:: Objective ::
Transcribe the whole listing below without changing a word, but leave out every image.

-- Start of Provided data --

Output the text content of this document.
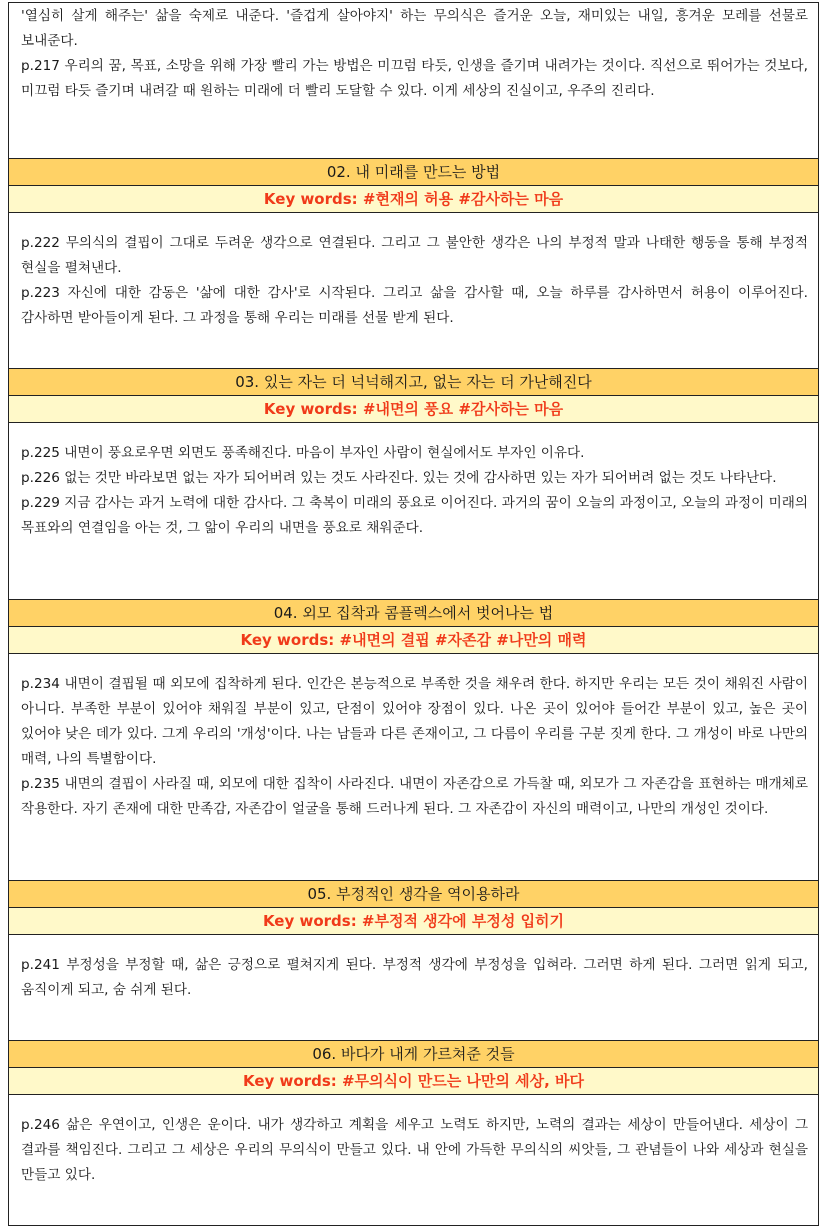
'열심히 살게 해주는' 삶을 숙제로 내준다. '즐겁게 살아야지' 하는 무의식은 즐거운 오늘, 재미있는 내일, 흥겨운 모레를 선물로 보내준다.

p.217 우리의 꿈, 목표, 소망을 위해 가장 빨리 가는 방법은 미끄럼 타듯, 인생을 즐기며 내려가는 것이다. 직선으로 뛰어가는 것보다, 미끄럼 타듯 즐기며 내려갈 때 원하는 미래에 더 빨리 도달할 수 있다. 이게 세상의 진실이고, 우주의 진리다.

02. 내 미래를 만드는 방법
Key words: #현재의 허용 #감사하는 마음

p.222 무의식의 결핍이 그대로 두려운 생각으로 연결된다. 그리고 그 불안한 생각은 나의 부정적 말과 나태한 행동을 통해 부정적 현실을 펼쳐낸다.

p.223 자신에 대한 감동은 '삶에 대한 감사'로 시작된다. 그리고 삶을 감사할 때, 오늘 하루를 감사하면서 허용이 이루어진다. 감사하면 받아들이게 된다. 그 과정을 통해 우리는 미래를 선물 받게 된다.

03. 있는 자는 더 넉넉해지고, 없는 자는 더 가난해진다
Key words: #내면의 풍요 #감사하는 마음

p.225 내면이 풍요로우면 외면도 풍족해진다. 마음이 부자인 사람이 현실에서도 부자인 이유다.

p.226 없는 것만 바라보면 없는 자가 되어버려 있는 것도 사라진다. 있는 것에 감사하면 있는 자가 되어버려 없는 것도 나타난다.

p.229 지금 감사는 과거 노력에 대한 감사다. 그 축복이 미래의 풍요로 이어진다. 과거의 꿈이 오늘의 과정이고, 오늘의 과정이 미래의 목표와의 연결임을 아는 것, 그 앎이 우리의 내면을 풍요로 채워준다.

04. 외모 집착과 콤플렉스에서 벗어나는 법
Key words: #내면의 결핍 #자존감 #나만의 매력

p.234 내면이 결핍될 때 외모에 집착하게 된다. 인간은 본능적으로 부족한 것을 채우려 한다. 하지만 우리는 모든 것이 채워진 사람이 아니다. 부족한 부분이 있어야 채워질 부분이 있고, 단점이 있어야 장점이 있다. 나온 곳이 있어야 들어간 부분이 있고, 높은 곳이 있어야 낮은 데가 있다. 그게 우리의 '개성'이다. 나는 남들과 다른 존재이고, 그 다름이 우리를 구분 짓게 한다. 그 개성이 바로 나만의 매력, 나의 특별함이다.

p.235 내면의 결핍이 사라질 때, 외모에 대한 집착이 사라진다. 내면이 자존감으로 가득찰 때, 외모가 그 자존감을 표현하는 매개체로 작용한다. 자기 존재에 대한 만족감, 자존감이 얼굴을 통해 드러나게 된다. 그 자존감이 자신의 매력이고, 나만의 개성인 것이다.

05. 부정적인 생각을 역이용하라
Key words: #부정적 생각에 부정성 입히기

p.241 부정성을 부정할 때, 삶은 긍정으로 펼쳐지게 된다. 부정적 생각에 부정성을 입혀라. 그러면 하게 된다. 그러면 읽게 되고, 움직이게 되고, 숨 쉬게 된다.

06. 바다가 내게 가르쳐준 것들
Key words: #무의식이 만드는 나만의 세상, 바다

p.246 삶은 우연이고, 인생은 운이다. 내가 생각하고 계획을 세우고 노력도 하지만, 노력의 결과는 세상이 만들어낸다. 세상이 그 결과를 책임진다. 그리고 그 세상은 우리의 무의식이 만들고 있다. 내 안에 가득한 무의식의 씨앗들, 그 관념들이 나와 세상과 현실을 만들고 있다.
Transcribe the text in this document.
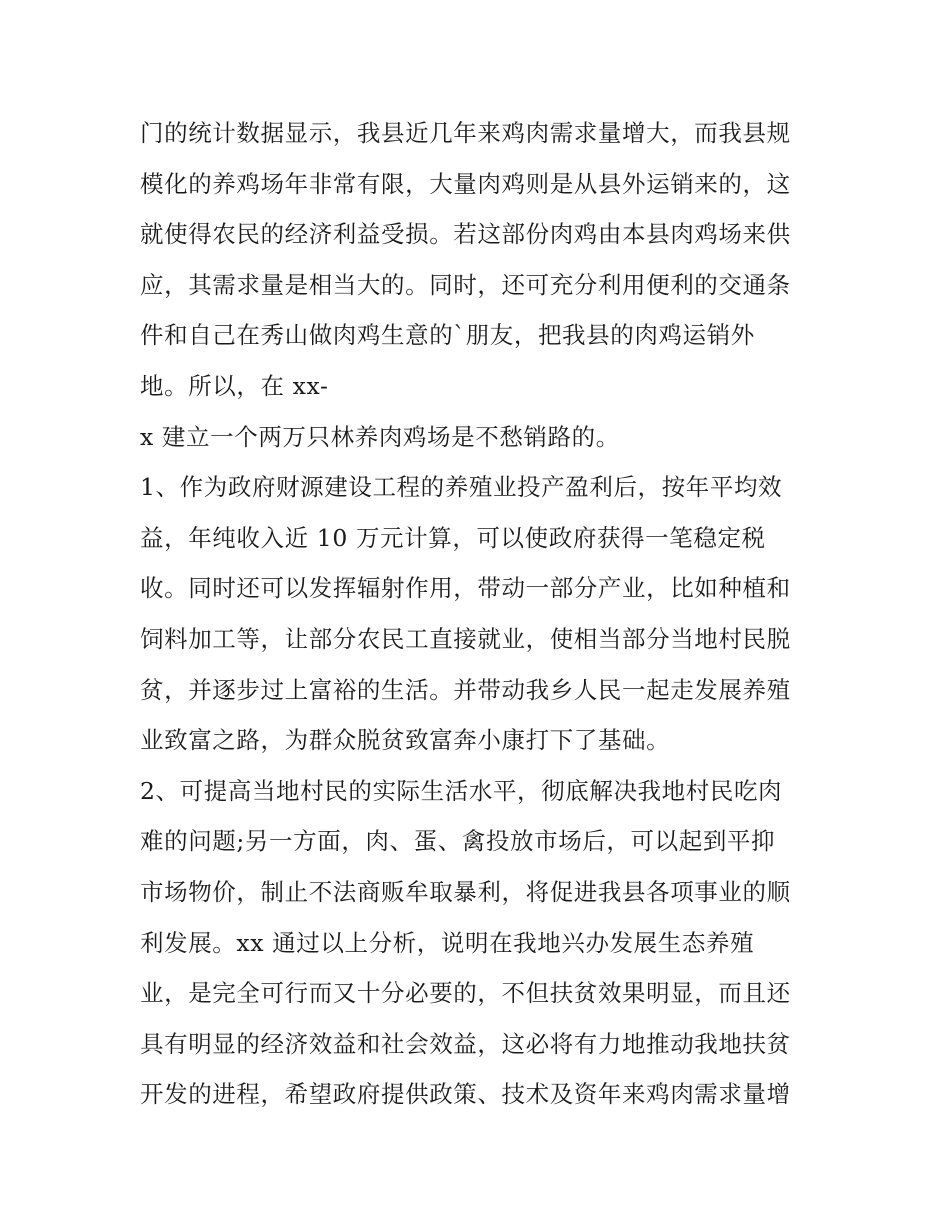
门的统计数据显示，我县近几年来鸡肉需求量增大，而我县规
模化的养鸡场年非常有限，大量肉鸡则是从县外运销来的，这
就使得农民的经济利益受损。若这部份肉鸡由本县肉鸡场来供
应，其需求量是相当大的。同时，还可充分利用便利的交通条
件和自己在秀山做肉鸡生意的`朋友，把我县的肉鸡运销外
地。所以，在 xx-
x 建立一个两万只林养肉鸡场是不愁销路的。
1、作为政府财源建设工程的养殖业投产盈利后，按年平均效
益，年纯收入近 10 万元计算，可以使政府获得一笔稳定税
收。同时还可以发挥辐射作用，带动一部分产业，比如种植和
饲料加工等，让部分农民工直接就业，使相当部分当地村民脱
贫，并逐步过上富裕的生活。并带动我乡人民一起走发展养殖
业致富之路，为群众脱贫致富奔小康打下了基础。
2、可提高当地村民的实际生活水平，彻底解决我地村民吃肉
难的问题;另一方面，肉、蛋、禽投放市场后，可以起到平抑
市场物价，制止不法商贩牟取暴利，将促进我县各项事业的顺
利发展。xx 通过以上分析，说明在我地兴办发展生态养殖
业，是完全可行而又十分必要的，不但扶贫效果明显，而且还
具有明显的经济效益和社会效益，这必将有力地推动我地扶贫
开发的进程，希望政府提供政策、技术及资年来鸡肉需求量增
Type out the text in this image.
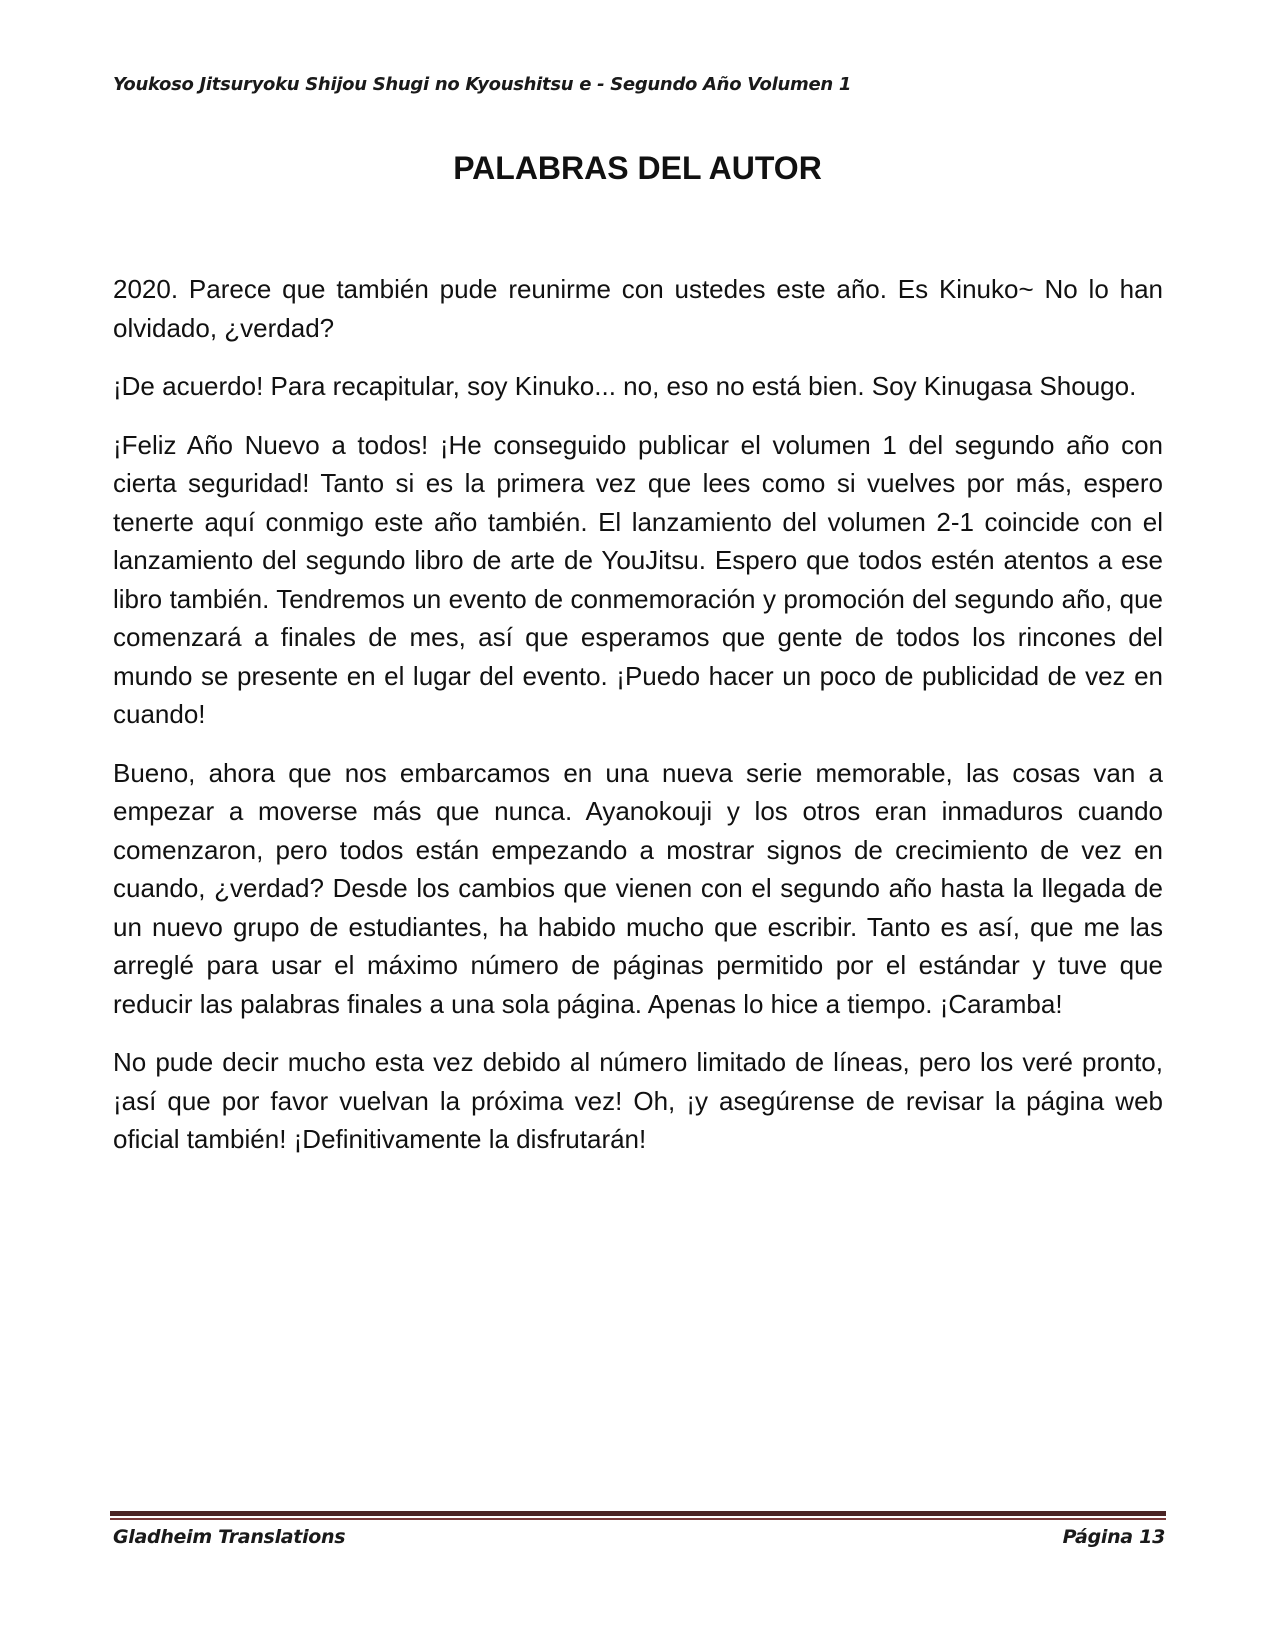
Youkoso Jitsuryoku Shijou Shugi no Kyoushitsu e - Segundo Año Volumen 1
PALABRAS DEL AUTOR

2020. Parece que también pude reunirme con ustedes este año. Es Kinuko~ No lo han olvidado, ¿verdad?

¡De acuerdo! Para recapitular, soy Kinuko... no, eso no está bien. Soy Kinugasa Shougo.

¡Feliz Año Nuevo a todos! ¡He conseguido publicar el volumen 1 del segundo año con cierta seguridad! Tanto si es la primera vez que lees como si vuelves por más, espero tenerte aquí conmigo este año también. El lanzamiento del volumen 2-1 coincide con el lanzamiento del segundo libro de arte de YouJitsu. Espero que todos estén atentos a ese libro también. Tendremos un evento de conmemoración y promoción del segundo año, que comenzará a finales de mes, así que esperamos que gente de todos los rincones del mundo se presente en el lugar del evento. ¡Puedo hacer un poco de publicidad de vez en cuando!

Bueno, ahora que nos embarcamos en una nueva serie memorable, las cosas van a empezar a moverse más que nunca. Ayanokouji y los otros eran inmaduros cuando comenzaron, pero todos están empezando a mostrar signos de crecimiento de vez en cuando, ¿verdad? Desde los cambios que vienen con el segundo año hasta la llegada de un nuevo grupo de estudiantes, ha habido mucho que escribir. Tanto es así, que me las arreglé para usar el máximo número de páginas permitido por el estándar y tuve que reducir las palabras finales a una sola página. Apenas lo hice a tiempo. ¡Caramba!

No pude decir mucho esta vez debido al número limitado de líneas, pero los veré pronto, ¡así que por favor vuelvan la próxima vez! Oh, ¡y asegúrense de revisar la página web oficial también! ¡Definitivamente la disfrutarán!

Gladheim Translations	Página 13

-- End of Provided data --

:: The answer ::
Output the text content of this document.
'열심히 살게 해주는' 삶을 숙제로 내준다. '즐겁게 살아야지' 하는 무의식은 즐거운 오늘, 재미있는 내일, 흥겨운 모레를 선물로 보내준다.

p.217 우리의 꿈, 목표, 소망을 위해 가장 빨리 가는 방법은 미끄럼 타듯, 인생을 즐기며 내려가는 것이다. 직선으로 뛰어가는 것보다, 미끄럼 타듯 즐기며 내려갈 때 원하는 미래에 더 빨리 도달할 수 있다. 이게 세상의 진실이고, 우주의 진리다.

02. 내 미래를 만드는 방법
Key words: #현재의 허용 #감사하는 마음

p.222 무의식의 결핍이 그대로 두려운 생각으로 연결된다. 그리고 그 불안한 생각은 나의 부정적 말과 나태한 행동을 통해 부정적 현실을 펼쳐낸다.

p.223 자신에 대한 감동은 '삶에 대한 감사'로 시작된다. 그리고 삶을 감사할 때, 오늘 하루를 감사하면서 허용이 이루어진다. 감사하면 받아들이게 된다. 그 과정을 통해 우리는 미래를 선물 받게 된다.

03. 있는 자는 더 넉넉해지고, 없는 자는 더 가난해진다
Key words: #내면의 풍요 #감사하는 마음

p.225 내면이 풍요로우면 외면도 풍족해진다. 마음이 부자인 사람이 현실에서도 부자인 이유다.

p.226 없는 것만 바라보면 없는 자가 되어버려 있는 것도 사라진다. 있는 것에 감사하면 있는 자가 되어버려 없는 것도 나타난다.

p.229 지금 감사는 과거 노력에 대한 감사다. 그 축복이 미래의 풍요로 이어진다. 과거의 꿈이 오늘의 과정이고, 오늘의 과정이 미래의 목표와의 연결임을 아는 것, 그 앎이 우리의 내면을 풍요로 채워준다.

04. 외모 집착과 콤플렉스에서 벗어나는 법
Key words: #내면의 결핍 #자존감 #나만의 매력

p.234 내면이 결핍될 때 외모에 집착하게 된다. 인간은 본능적으로 부족한 것을 채우려 한다. 하지만 우리는 모든 것이 채워진 사람이 아니다. 부족한 부분이 있어야 채워질 부분이 있고, 단점이 있어야 장점이 있다. 나온 곳이 있어야 들어간 부분이 있고, 높은 곳이 있어야 낮은 데가 있다. 그게 우리의 '개성'이다. 나는 남들과 다른 존재이고, 그 다름이 우리를 구분 짓게 한다. 그 개성이 바로 나만의 매력, 나의 특별함이다.

p.235 내면의 결핍이 사라질 때, 외모에 대한 집착이 사라진다. 내면이 자존감으로 가득찰 때, 외모가 그 자존감을 표현하는 매개체로 작용한다. 자기 존재에 대한 만족감, 자존감이 얼굴을 통해 드러나게 된다. 그 자존감이 자신의 매력이고, 나만의 개성인 것이다.

05. 부정적인 생각을 역이용하라
Key words: #부정적 생각에 부정성 입히기

p.241 부정성을 부정할 때, 삶은 긍정으로 펼쳐지게 된다. 부정적 생각에 부정성을 입혀라. 그러면 하게 된다. 그러면 읽게 되고, 움직이게 되고, 숨 쉬게 된다.

06. 바다가 내게 가르쳐준 것들
Key words: #무의식이 만드는 나만의 세상, 바다

p.246 삶은 우연이고, 인생은 운이다. 내가 생각하고 계획을 세우고 노력도 하지만, 노력의 결과는 세상이 만들어낸다. 세상이 그 결과를 책임진다. 그리고 그 세상은 우리의 무의식이 만들고 있다. 내 안에 가득한 무의식의 씨앗들, 그 관념들이 나와 세상과 현실을 만들고 있다.
Transcribe the text in this document.
门的统计数据显示，我县近几年来鸡肉需求量增大，而我县规
模化的养鸡场年非常有限，大量肉鸡则是从县外运销来的，这
就使得农民的经济利益受损。若这部份肉鸡由本县肉鸡场来供
应，其需求量是相当大的。同时，还可充分利用便利的交通条
件和自己在秀山做肉鸡生意的`朋友，把我县的肉鸡运销外
地。所以，在 xx-
x 建立一个两万只林养肉鸡场是不愁销路的。
1、作为政府财源建设工程的养殖业投产盈利后，按年平均效
益，年纯收入近 10 万元计算，可以使政府获得一笔稳定税
收。同时还可以发挥辐射作用，带动一部分产业，比如种植和
饲料加工等，让部分农民工直接就业，使相当部分当地村民脱
贫，并逐步过上富裕的生活。并带动我乡人民一起走发展养殖
业致富之路，为群众脱贫致富奔小康打下了基础。
2、可提高当地村民的实际生活水平，彻底解决我地村民吃肉
难的问题;另一方面，肉、蛋、禽投放市场后，可以起到平抑
市场物价，制止不法商贩牟取暴利，将促进我县各项事业的顺
利发展。xx 通过以上分析，说明在我地兴办发展生态养殖
业，是完全可行而又十分必要的，不但扶贫效果明显，而且还
具有明显的经济效益和社会效益，这必将有力地推动我地扶贫
开发的进程，希望政府提供政策、技术及资年来鸡肉需求量增
Type out the text in this image.
Youkoso Jitsuryoku Shijou Shugi no Kyoushitsu e - Segundo Año Volumen 1
PALABRAS DEL AUTOR

2020. Parece que también pude reunirme con ustedes este año. Es Kinuko~ No lo han olvidado, ¿verdad?

¡De acuerdo! Para recapitular, soy Kinuko... no, eso no está bien. Soy Kinugasa Shougo.

¡Feliz Año Nuevo a todos! ¡He conseguido publicar el volumen 1 del segundo año con cierta seguridad! Tanto si es la primera vez que lees como si vuelves por más, espero tenerte aquí conmigo este año también. El lanzamiento del volumen 2-1 coincide con el lanzamiento del segundo libro de arte de YouJitsu. Espero que todos estén atentos a ese libro también. Tendremos un evento de conmemoración y promoción del segundo año, que comenzará a finales de mes, así que esperamos que gente de todos los rincones del mundo se presente en el lugar del evento. ¡Puedo hacer un poco de publicidad de vez en cuando!

Bueno, ahora que nos embarcamos en una nueva serie memorable, las cosas van a empezar a moverse más que nunca. Ayanokouji y los otros eran inmaduros cuando comenzaron, pero todos están empezando a mostrar signos de crecimiento de vez en cuando, ¿verdad? Desde los cambios que vienen con el segundo año hasta la llegada de un nuevo grupo de estudiantes, ha habido mucho que escribir. Tanto es así, que me las arreglé para usar el máximo número de páginas permitido por el estándar y tuve que reducir las palabras finales a una sola página. Apenas lo hice a tiempo. ¡Caramba!

No pude decir mucho esta vez debido al número limitado de líneas, pero los veré pronto, ¡así que por favor vuelvan la próxima vez! Oh, ¡y asegúrense de revisar la página web oficial también! ¡Definitivamente la disfrutarán!

Gladheim Translations	Página 13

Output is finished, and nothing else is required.